[Collected data]
==*==
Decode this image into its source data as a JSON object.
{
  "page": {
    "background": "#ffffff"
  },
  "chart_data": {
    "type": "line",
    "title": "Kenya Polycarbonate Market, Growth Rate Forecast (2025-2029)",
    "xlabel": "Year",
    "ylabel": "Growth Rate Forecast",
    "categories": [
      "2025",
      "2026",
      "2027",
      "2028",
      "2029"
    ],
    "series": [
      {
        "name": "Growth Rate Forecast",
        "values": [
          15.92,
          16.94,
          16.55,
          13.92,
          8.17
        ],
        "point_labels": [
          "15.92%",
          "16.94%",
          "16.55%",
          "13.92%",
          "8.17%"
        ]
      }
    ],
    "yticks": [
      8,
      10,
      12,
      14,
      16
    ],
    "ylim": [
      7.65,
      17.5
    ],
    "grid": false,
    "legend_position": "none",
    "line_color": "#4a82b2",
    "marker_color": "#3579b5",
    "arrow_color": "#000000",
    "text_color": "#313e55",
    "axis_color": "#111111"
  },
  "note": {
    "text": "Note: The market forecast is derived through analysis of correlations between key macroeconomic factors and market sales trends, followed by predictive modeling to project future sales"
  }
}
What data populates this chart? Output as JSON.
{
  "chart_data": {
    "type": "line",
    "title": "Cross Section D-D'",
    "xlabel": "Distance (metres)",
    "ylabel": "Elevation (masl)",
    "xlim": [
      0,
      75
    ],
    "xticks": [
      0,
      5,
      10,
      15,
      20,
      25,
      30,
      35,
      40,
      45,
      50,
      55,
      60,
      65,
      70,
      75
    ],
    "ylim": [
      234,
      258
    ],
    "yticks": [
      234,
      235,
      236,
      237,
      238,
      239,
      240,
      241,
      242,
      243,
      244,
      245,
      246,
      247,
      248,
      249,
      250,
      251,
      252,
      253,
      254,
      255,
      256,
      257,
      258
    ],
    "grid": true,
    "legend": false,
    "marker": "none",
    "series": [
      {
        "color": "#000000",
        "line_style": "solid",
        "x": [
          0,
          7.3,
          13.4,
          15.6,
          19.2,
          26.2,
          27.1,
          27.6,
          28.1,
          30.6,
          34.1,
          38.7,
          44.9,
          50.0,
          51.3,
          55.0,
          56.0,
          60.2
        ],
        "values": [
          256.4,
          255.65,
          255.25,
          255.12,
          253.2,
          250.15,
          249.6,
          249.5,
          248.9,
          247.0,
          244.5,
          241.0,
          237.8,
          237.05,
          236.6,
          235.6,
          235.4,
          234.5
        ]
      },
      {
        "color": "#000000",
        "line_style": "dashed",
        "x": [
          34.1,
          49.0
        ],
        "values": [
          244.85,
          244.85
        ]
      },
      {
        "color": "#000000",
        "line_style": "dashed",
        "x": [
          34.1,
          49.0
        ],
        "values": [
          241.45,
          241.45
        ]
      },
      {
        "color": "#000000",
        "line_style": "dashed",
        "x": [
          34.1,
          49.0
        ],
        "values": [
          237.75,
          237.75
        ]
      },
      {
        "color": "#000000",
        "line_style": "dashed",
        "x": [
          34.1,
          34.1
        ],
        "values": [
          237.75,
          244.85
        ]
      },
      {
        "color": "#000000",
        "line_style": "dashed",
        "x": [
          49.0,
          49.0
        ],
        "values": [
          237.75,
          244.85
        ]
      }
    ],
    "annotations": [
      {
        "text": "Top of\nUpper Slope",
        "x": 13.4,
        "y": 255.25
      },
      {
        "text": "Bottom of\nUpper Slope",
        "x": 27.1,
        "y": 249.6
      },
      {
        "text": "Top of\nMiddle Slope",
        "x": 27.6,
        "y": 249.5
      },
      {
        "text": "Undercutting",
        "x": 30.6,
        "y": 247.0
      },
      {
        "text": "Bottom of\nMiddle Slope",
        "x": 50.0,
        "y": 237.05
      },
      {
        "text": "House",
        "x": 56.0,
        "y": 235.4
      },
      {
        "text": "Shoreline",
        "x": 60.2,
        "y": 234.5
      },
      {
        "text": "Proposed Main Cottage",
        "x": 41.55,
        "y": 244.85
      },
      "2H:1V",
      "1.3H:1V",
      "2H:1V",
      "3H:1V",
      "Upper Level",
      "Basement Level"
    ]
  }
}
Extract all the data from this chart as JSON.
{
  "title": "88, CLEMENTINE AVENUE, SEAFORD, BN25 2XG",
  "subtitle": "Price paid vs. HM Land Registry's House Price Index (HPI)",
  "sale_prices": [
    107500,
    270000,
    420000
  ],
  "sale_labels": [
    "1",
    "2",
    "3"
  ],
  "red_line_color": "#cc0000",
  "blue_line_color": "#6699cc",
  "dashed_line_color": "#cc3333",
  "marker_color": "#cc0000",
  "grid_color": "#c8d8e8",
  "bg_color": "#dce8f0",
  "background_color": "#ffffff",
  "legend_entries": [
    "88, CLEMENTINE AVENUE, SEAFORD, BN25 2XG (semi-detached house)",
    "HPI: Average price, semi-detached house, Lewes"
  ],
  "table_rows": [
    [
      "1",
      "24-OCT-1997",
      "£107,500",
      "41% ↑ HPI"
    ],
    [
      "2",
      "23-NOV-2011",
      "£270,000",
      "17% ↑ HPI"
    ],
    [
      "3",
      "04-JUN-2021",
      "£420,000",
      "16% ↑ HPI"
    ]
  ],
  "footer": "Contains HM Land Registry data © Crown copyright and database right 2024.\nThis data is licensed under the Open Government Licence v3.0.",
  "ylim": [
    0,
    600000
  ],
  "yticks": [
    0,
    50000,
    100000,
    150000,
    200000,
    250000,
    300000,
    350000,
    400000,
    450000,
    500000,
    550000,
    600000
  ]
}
==*==
## Task directions
Looking at the records above, work out how many lines include the string "Registry". Give the number and nothing else.

## Result of the task
2